▸ **Texto de estudo**:
No geral, eu não gosto de musicais, ainda mais aqueles em que os personagens fazem coisas banais como pedir água cantando músicas orquestradas. Para cada “Amor, Sublime Amor”, “Moulin Rouge” e “Chicago”, existem vários “Os Miseráveis”, “Caminhos da Floresta”, “O Fantasma da Ópera” e “Cats” que eu acho simplesmente insuportáveis.
Dito isso, esse “Em um bairro de Nova York” fica no meio termo entre a chatice e um bom entretenimento. O filme, por exemplo, é muito bem filmado e dirigido por Jon M. Chu, com uma boa edição e uma bela fotografia. Mas a duração excessiva e a overdose de canções chatinhas que mais emperram do que avançam a narrativa atrapalham um pouco.
O elenco carismático tenta compensar essas falhas se esgoelando e dançando a todo momento. Mas a trama bobinha e ingênua à la “Lua de Cristal” (“siga o seu sonho, ele está na sua frente”) parece datada e é um pouco forçada, ainda mais em tempos tão cínicos quanto os atuais (muita gente considera esse romantismo pueril e otimista um dos trunfos do longa; eu leio mais como o bom e velho lema liberal, seja pobre, mas seja feliz, “paciência e fé”, como diz a música).

Outro ponto positivo do longa é a questão da representatividade latina, mesmo que a produção apenas pincele sem muito desenvolvimento a questão do preconceito contra os imigrantes nas EUA. Uma das cenas mais belas e emocionantes do longa é justamente sobre isso, a sequência musical em que a Avuela (a ótima Olga Merediz) canta sua origem.
Para quem gosta de uma pegada ingênua e tem paciência para ouvir 2h20 de música, o filme pode realmente ser uma delícia. Para mim, ele é um musical que fica no meio entre a ousadia e o clichê maçante, cortesia do novo Midas Lin-Manuel Miranda, o Ryan Murphy dos musicais.

▸ **Tarefas a cumprir**:
• 1. Responda, com base na crítica ao filme:
(a) Quem dirigiu o filme?
(b) Qual atriz interpreta a Avuela?
(c) Quanto tempo de música o filme oferece ao espectador?
• 2. Cite da crítica ao filme todo o trecho que começa em "Outro ponto positivo" e desce até "canta sua origem.".

▸ **Registros apresentados**:

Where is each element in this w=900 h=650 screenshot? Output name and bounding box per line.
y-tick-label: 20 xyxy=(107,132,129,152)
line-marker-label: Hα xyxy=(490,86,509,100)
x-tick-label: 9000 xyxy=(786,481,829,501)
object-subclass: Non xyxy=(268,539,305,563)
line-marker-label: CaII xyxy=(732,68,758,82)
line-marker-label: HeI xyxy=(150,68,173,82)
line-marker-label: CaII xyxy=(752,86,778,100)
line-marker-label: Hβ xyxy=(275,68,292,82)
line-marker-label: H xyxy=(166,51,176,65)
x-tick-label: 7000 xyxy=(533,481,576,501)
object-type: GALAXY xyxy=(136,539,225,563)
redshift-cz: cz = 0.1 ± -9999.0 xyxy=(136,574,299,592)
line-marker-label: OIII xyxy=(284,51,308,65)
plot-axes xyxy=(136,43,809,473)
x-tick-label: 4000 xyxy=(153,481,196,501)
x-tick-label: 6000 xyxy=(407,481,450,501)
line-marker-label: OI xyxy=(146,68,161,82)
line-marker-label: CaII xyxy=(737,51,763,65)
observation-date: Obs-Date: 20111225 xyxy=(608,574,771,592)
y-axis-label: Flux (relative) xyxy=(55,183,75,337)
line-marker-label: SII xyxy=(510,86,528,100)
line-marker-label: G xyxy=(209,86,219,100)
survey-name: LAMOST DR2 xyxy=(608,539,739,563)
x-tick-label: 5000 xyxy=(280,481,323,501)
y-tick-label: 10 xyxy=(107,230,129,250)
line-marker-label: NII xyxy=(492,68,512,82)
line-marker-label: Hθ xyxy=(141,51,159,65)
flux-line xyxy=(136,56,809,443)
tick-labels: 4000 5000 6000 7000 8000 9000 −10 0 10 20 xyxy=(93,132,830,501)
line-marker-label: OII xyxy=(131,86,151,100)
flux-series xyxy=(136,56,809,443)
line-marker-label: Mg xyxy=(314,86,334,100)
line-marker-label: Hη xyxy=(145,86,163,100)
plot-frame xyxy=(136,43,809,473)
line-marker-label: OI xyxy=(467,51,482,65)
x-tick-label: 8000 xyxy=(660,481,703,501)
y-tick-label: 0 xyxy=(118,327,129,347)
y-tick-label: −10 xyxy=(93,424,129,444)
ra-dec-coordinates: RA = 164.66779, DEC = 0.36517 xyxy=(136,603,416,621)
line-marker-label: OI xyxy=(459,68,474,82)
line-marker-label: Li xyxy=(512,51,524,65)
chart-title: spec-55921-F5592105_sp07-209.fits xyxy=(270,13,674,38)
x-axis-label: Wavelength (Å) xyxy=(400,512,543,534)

▸ **Respostas por tarefa**:
• 1.
(a) Jon M. Chu.
(b) Olga Merediz.
(c) 2h20.

• 2.
Outro ponto positivo do longa é a questão da representatividade latina, mesmo que a produção apenas pincele sem muito desenvolvimento a questão do preconceito contra os imigrantes nas EUA. Uma das cenas mais belas e emocionantes do longa é justamente sobre isso, a sequência musical em que a Avuela (a ótima Olga Merediz) canta sua origem.